§ Exercise goal: Leave out the images and repeat the listing below without a single change.

§ Data excerpts:
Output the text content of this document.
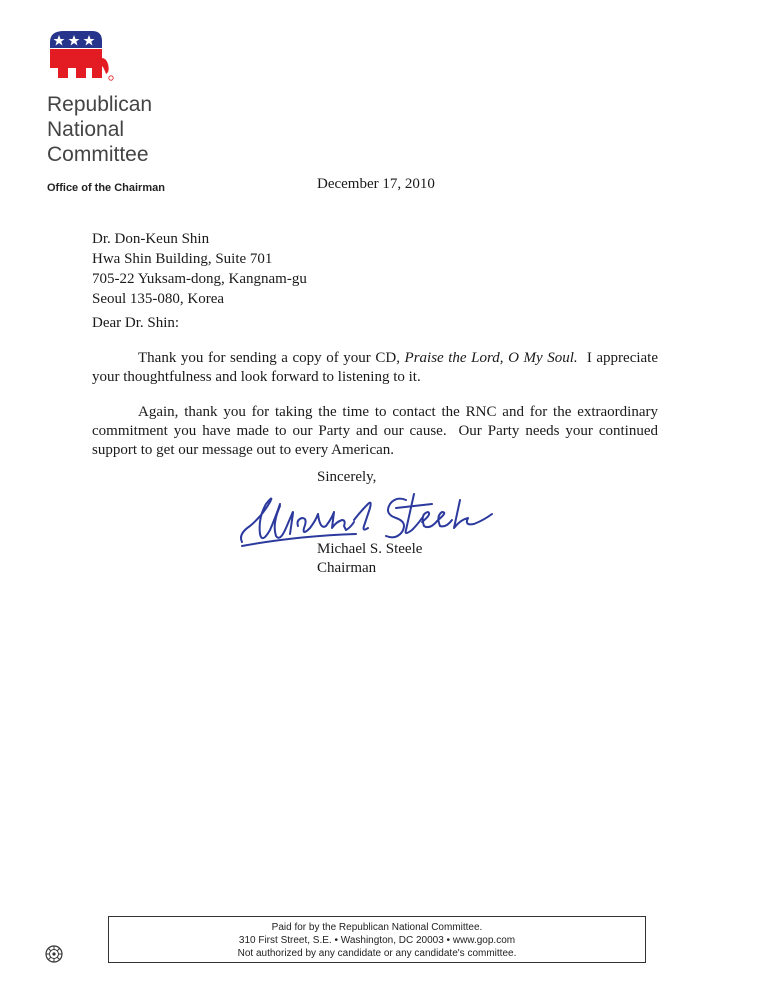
Republican
National
Committee
Office of the Chairman	December 17, 2010
Dr. Don-Keun Shin
Hwa Shin Building, Suite 701
705-22 Yuksam-dong, Kangnam-gu
Seoul 135-080, Korea
Dear Dr. Shin:
Thank you for sending a copy of your CD, Praise the Lord, O My Soul.  I appreciate your thoughtfulness and look forward to listening to it.
Again, thank you for taking the time to contact the RNC and for the extraordinary commitment you have made to our Party and our cause.  Our Party needs your continued support to get our message out to every American.
Sincerely,
Michael S. Steele
Chairman
Paid for by the Republican National Committee.
310 First Street, S.E. • Washington, DC 20003 • www.gop.com
Not authorized by any candidate or any candidate's committee.
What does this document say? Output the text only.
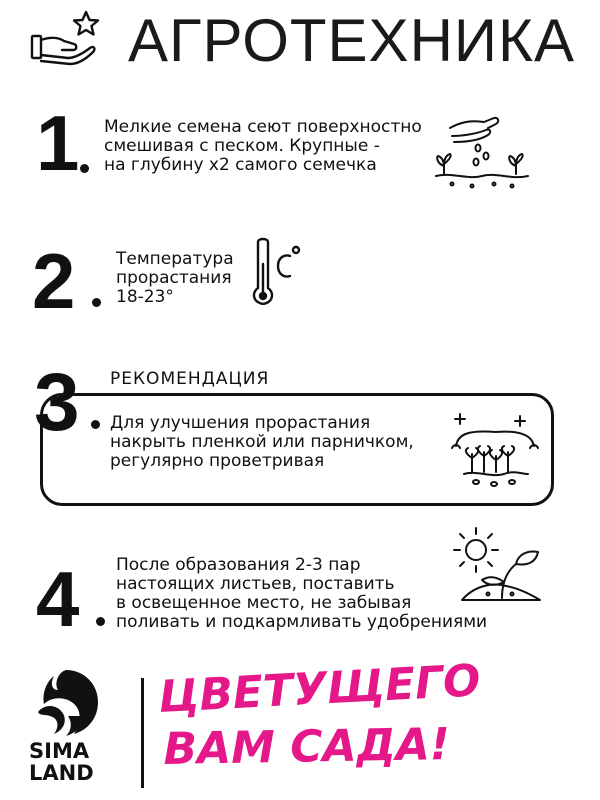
АГРОТЕХНИКА
1 Мелкие семена сеют поверхностно
смешивая с песком. Крупные -
на глубину х2 самого семечка
2 Температура
прорастания
18-23°
3 РЕКОМЕНДАЦИЯ
Для улучшения прорастания
накрыть пленкой или парничком,
регулярно проветривая
4 После образования 2-3 пар
настоящих листьев, поставить
в освещенное место, не забывая
поливать и подкармливать удобрениями
SIMA
LAND
ЦВЕТУЩЕГО
ВАМ САДА!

§ Exercise response:
Output the text content of this document.
Republican
National
Committee
Office of the Chairman	December 17, 2010
Dr. Don-Keun Shin
Hwa Shin Building, Suite 701
705-22 Yuksam-dong, Kangnam-gu
Seoul 135-080, Korea
Dear Dr. Shin:
Thank you for sending a copy of your CD, Praise the Lord, O My Soul.  I appreciate your thoughtfulness and look forward to listening to it.
Again, thank you for taking the time to contact the RNC and for the extraordinary commitment you have made to our Party and our cause.  Our Party needs your continued support to get our message out to every American.
Sincerely,
Michael S. Steele
Chairman
Paid for by the Republican National Committee.
310 First Street, S.E. • Washington, DC 20003 • www.gop.com
Not authorized by any candidate or any candidate's committee.
What does this document say? Output the text only.
АГРОТЕХНИКА
1 Мелкие семена сеют поверхностно
смешивая с песком. Крупные -
на глубину х2 самого семечка
2 Температура
прорастания
18-23°
3 РЕКОМЕНДАЦИЯ
Для улучшения прорастания
накрыть пленкой или парничком,
регулярно проветривая
4 После образования 2-3 пар
настоящих листьев, поставить
в освещенное место, не забывая
поливать и подкармливать удобрениями
SIMA
LAND
ЦВЕТУЩЕГО
ВАМ САДА!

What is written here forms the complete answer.